• REQUIRED WORK
- 1) Name every party to the smart contract according to the passage on automating construction payments.
- 2) Write a continuation of the passage on automating construction payments, beginning after its final sentence.
[start READING PASSAGE]
To address these delays, this study used a cutting-edge approach to automate construction payments by integrating BC-enabled SCs and scan-to-BIM, where scan-to-BIM behaves as a chain-link to connect real-world data from off-chain to on-chain sources. Regular scans of the construction site were conducted using a 3D scanning tool (Matterport Pro 2 camera), which employs structured light and infrared depth-sensing technologies to record point cloud data and build detailed 3D Revit models of actual site progress. The actual quantities derived from scan-to-BIM are inputted into SCs on the Ethereum BC. This SC is pre-programmed with terms that automatically validate the completion of work and trigger payments. The project owner, consultant, and contractor are the SC parties, ensuring transparency and trust in the automated payment process. The transactions were performed on the Ethereum test network, and a BC-enabled SC network was constructed among the project parties. To validate the effectiveness of this proposed system, the scenario was tested to measure the improvement in payment processing time compared to the traditional method.

This study used photogrammetry, an advanced 3D scanning technology, to significantly enhance the scan-to-BIM process in several ways. Photogrammetry is capable of producing detailed 3D scans of building interiors, ensuring digital models accurately depict actual spaces, which is critical for BIM. Meanwhile, relying on high-resolution scans, accurate measurements within 1% accuracy can be achieved. This is all implemented in a user-friendly approach and can be easily integrated to well-known BIM environments and software [54].
[end READING PASSAGE]
[start DATA ROWS]
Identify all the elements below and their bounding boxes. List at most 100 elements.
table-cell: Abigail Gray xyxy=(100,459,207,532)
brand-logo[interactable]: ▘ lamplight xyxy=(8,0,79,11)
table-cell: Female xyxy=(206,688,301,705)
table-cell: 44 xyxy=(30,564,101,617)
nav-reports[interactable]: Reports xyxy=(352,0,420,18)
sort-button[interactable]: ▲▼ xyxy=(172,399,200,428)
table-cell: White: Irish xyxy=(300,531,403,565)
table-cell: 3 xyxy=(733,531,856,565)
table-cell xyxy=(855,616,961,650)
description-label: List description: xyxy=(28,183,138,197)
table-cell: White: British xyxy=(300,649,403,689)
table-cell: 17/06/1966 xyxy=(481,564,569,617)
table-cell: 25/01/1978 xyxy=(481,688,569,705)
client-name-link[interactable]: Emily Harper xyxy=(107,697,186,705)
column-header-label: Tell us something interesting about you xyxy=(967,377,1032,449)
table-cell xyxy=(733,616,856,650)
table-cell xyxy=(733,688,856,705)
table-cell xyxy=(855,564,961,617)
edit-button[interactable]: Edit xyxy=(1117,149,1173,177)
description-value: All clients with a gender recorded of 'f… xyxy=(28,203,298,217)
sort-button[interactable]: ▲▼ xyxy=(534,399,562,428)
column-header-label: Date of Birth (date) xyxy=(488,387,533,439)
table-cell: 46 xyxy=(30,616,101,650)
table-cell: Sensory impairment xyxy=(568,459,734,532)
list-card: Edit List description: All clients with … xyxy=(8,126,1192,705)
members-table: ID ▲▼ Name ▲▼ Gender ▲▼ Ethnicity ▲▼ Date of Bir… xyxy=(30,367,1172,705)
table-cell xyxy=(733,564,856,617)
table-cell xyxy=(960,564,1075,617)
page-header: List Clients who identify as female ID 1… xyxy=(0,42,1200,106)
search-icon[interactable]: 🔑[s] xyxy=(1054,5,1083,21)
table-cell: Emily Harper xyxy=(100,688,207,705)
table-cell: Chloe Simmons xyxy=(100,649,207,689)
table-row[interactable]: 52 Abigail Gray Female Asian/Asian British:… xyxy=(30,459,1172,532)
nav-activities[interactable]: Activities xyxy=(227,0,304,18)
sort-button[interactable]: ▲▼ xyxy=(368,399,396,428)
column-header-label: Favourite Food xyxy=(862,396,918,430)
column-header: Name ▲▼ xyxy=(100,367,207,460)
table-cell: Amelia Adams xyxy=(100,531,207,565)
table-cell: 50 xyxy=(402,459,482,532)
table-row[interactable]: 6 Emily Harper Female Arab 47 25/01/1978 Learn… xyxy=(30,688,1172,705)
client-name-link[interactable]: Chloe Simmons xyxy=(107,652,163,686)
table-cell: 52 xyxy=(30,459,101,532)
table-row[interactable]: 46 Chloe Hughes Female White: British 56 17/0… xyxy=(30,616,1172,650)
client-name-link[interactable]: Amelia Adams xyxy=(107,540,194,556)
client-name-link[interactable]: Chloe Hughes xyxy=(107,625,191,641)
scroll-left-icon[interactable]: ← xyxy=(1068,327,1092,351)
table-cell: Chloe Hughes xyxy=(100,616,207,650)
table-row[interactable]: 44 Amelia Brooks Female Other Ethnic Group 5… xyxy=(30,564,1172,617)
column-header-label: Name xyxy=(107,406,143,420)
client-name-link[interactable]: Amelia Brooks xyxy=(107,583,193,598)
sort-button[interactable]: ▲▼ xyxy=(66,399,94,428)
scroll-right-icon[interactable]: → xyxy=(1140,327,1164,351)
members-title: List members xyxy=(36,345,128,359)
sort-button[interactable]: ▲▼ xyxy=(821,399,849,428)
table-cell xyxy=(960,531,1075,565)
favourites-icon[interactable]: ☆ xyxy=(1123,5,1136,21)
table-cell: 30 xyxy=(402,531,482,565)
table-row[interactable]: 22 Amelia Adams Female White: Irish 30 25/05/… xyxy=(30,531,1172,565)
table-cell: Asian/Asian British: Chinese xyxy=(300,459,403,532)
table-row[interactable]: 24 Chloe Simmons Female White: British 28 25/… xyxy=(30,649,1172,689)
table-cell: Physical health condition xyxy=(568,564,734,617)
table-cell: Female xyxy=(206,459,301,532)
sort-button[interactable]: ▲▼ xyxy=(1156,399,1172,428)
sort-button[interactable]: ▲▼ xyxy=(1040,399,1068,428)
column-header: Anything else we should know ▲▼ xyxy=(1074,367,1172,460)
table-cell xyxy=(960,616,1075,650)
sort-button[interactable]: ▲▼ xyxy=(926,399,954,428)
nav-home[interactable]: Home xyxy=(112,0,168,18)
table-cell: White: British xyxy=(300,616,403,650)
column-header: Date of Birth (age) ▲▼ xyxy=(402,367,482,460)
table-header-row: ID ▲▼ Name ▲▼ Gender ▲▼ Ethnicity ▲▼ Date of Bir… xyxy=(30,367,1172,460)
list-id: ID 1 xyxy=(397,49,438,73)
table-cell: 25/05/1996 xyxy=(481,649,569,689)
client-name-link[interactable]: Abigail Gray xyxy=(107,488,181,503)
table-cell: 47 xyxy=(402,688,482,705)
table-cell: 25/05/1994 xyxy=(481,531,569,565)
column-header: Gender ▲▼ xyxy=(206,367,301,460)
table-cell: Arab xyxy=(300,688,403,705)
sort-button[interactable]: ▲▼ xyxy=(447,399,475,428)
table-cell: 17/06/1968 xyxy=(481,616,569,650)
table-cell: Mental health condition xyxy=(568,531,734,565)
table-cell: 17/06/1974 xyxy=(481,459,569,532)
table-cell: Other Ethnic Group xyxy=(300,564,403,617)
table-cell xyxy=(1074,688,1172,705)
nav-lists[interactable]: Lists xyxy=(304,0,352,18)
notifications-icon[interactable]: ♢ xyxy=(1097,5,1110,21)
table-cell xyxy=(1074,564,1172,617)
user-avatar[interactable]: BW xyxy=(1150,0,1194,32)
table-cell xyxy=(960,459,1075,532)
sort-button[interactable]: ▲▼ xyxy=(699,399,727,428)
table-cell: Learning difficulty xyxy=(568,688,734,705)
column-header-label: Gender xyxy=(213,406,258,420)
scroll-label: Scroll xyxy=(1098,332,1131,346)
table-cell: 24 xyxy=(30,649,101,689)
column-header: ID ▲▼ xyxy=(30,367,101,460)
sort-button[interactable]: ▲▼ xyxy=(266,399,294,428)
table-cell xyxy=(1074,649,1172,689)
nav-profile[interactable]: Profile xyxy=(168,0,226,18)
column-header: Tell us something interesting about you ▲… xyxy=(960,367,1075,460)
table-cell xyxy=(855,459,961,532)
[end DATA ROWS]
• WRITTEN RESPONSES
- 1) The project owner, the consultant, and the contractor.

- 2)
The scan-to-BIM workflow can be divided into three main steps: (1) Scan, which involves taking dense point measurements of the state using scanning camera; (2) data processing to produce a point cloud as an output, which is a discrete representation of reality; and (3) BIM modeling using the point cloud to create a BIM model that virtually represents the real-world surveyed object.

A point cloud is a 3D description of spatial data of geometric points in space representing the 3D shape of a physical object. Each point position has its set of Cartesian coordinates (X, Y, Z). Point clouds are most commonly used to capture the as-built conditions of a structure. They are obtained through photogrammetry and are highly accurate in terms of surveying non-regular geometries and saving time in as-built modeling of complex buildings and infrastructures. Creating a 3D model using the 3D scanning tool involves a comprehensive, multi-step process integrating various technologies and software applications. The initial phase focuses on preparation, ensuring the scanning area is clean, well-lit, and free from moving objects or individuals. Upon completing the scanning phase, the collected data undergo processing within the camera capture application. These processed data are then uploaded to the cloud platform, which is subjected to further processing and stitching to create a cohesive 3D model. Once the scan data are fully processed, an XYZ point cloud file is generated for further use.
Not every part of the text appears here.